### GIVEN EXERCISE
Reproduce the entries exactly.
═══
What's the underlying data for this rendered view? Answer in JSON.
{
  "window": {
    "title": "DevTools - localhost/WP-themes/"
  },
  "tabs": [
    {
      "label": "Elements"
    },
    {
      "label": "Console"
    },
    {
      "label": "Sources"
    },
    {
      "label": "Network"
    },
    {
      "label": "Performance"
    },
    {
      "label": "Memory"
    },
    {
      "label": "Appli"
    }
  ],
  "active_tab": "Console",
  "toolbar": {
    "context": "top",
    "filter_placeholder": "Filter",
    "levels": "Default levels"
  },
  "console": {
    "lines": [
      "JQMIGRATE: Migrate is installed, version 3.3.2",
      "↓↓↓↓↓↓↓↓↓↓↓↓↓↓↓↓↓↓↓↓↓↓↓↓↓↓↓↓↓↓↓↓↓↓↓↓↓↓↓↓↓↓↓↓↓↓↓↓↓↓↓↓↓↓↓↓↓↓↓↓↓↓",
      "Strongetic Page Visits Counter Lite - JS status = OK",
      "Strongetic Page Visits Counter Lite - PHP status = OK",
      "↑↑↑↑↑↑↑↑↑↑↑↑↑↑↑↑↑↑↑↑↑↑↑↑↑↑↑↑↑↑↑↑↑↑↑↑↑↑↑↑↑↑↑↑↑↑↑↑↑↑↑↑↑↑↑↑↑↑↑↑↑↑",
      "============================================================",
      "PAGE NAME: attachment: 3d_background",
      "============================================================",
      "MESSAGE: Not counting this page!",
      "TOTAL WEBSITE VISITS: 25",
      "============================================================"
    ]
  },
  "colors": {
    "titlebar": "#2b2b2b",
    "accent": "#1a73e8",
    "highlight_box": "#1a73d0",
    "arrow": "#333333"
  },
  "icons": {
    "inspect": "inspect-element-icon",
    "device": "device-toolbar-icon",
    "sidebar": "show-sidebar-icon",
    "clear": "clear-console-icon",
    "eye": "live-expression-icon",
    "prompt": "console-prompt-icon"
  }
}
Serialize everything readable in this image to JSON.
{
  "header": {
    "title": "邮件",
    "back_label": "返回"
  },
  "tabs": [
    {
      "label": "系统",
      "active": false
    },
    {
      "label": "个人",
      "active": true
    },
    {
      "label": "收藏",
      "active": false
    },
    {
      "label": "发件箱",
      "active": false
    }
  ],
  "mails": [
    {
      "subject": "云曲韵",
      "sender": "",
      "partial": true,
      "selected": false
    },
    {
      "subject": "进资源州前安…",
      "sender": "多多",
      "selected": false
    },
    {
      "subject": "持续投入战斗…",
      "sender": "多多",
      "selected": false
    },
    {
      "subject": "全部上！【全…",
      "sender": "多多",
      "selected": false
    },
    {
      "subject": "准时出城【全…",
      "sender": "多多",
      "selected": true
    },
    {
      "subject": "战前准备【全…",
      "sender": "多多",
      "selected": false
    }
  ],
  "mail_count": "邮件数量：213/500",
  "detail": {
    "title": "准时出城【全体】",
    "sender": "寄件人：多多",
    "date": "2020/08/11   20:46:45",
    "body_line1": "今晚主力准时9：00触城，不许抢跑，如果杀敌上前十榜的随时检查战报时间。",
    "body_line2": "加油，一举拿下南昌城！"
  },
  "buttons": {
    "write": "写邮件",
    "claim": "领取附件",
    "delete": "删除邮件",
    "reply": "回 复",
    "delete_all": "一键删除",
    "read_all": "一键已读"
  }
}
═══
### RIGHT ANSWER
What's the underlying data for this rendered view? Answer in JSON.
{
  "window": {
    "title": "DevTools - localhost/WP-themes/"
  },
  "tabs": [
    {
      "label": "Elements"
    },
    {
      "label": "Console"
    },
    {
      "label": "Sources"
    },
    {
      "label": "Network"
    },
    {
      "label": "Performance"
    },
    {
      "label": "Memory"
    },
    {
      "label": "Appli"
    }
  ],
  "active_tab": "Console",
  "toolbar": {
    "context": "top",
    "filter_placeholder": "Filter",
    "levels": "Default levels"
  },
  "console": {
    "lines": [
      "JQMIGRATE: Migrate is installed, version 3.3.2",
      "↓↓↓↓↓↓↓↓↓↓↓↓↓↓↓↓↓↓↓↓↓↓↓↓↓↓↓↓↓↓↓↓↓↓↓↓↓↓↓↓↓↓↓↓↓↓↓↓↓↓↓↓↓↓↓↓↓↓↓↓↓↓",
      "Strongetic Page Visits Counter Lite - JS status = OK",
      "Strongetic Page Visits Counter Lite - PHP status = OK",
      "↑↑↑↑↑↑↑↑↑↑↑↑↑↑↑↑↑↑↑↑↑↑↑↑↑↑↑↑↑↑↑↑↑↑↑↑↑↑↑↑↑↑↑↑↑↑↑↑↑↑↑↑↑↑↑↑↑↑↑↑↑↑",
      "============================================================",
      "PAGE NAME: attachment: 3d_background",
      "============================================================",
      "MESSAGE: Not counting this page!",
      "TOTAL WEBSITE VISITS: 25",
      "============================================================"
    ]
  },
  "colors": {
    "titlebar": "#2b2b2b",
    "accent": "#1a73e8",
    "highlight_box": "#1a73d0",
    "arrow": "#333333"
  },
  "icons": {
    "inspect": "inspect-element-icon",
    "device": "device-toolbar-icon",
    "sidebar": "show-sidebar-icon",
    "clear": "clear-console-icon",
    "eye": "live-expression-icon",
    "prompt": "console-prompt-icon"
  }
}
Serialize everything readable in this image to JSON.
{
  "header": {
    "title": "邮件",
    "back_label": "返回"
  },
  "tabs": [
    {
      "label": "系统",
      "active": false
    },
    {
      "label": "个人",
      "active": true
    },
    {
      "label": "收藏",
      "active": false
    },
    {
      "label": "发件箱",
      "active": false
    }
  ],
  "mails": [
    {
      "subject": "云曲韵",
      "sender": "",
      "partial": true,
      "selected": false
    },
    {
      "subject": "进资源州前安…",
      "sender": "多多",
      "selected": false
    },
    {
      "subject": "持续投入战斗…",
      "sender": "多多",
      "selected": false
    },
    {
      "subject": "全部上！【全…",
      "sender": "多多",
      "selected": false
    },
    {
      "subject": "准时出城【全…",
      "sender": "多多",
      "selected": true
    },
    {
      "subject": "战前准备【全…",
      "sender": "多多",
      "selected": false
    }
  ],
  "mail_count": "邮件数量：213/500",
  "detail": {
    "title": "准时出城【全体】",
    "sender": "寄件人：多多",
    "date": "2020/08/11   20:46:45",
    "body_line1": "今晚主力准时9：00触城，不许抢跑，如果杀敌上前十榜的随时检查战报时间。",
    "body_line2": "加油，一举拿下南昌城！"
  },
  "buttons": {
    "write": "写邮件",
    "claim": "领取附件",
    "delete": "删除邮件",
    "reply": "回 复",
    "delete_all": "一键删除",
    "read_all": "一键已读"
  }
}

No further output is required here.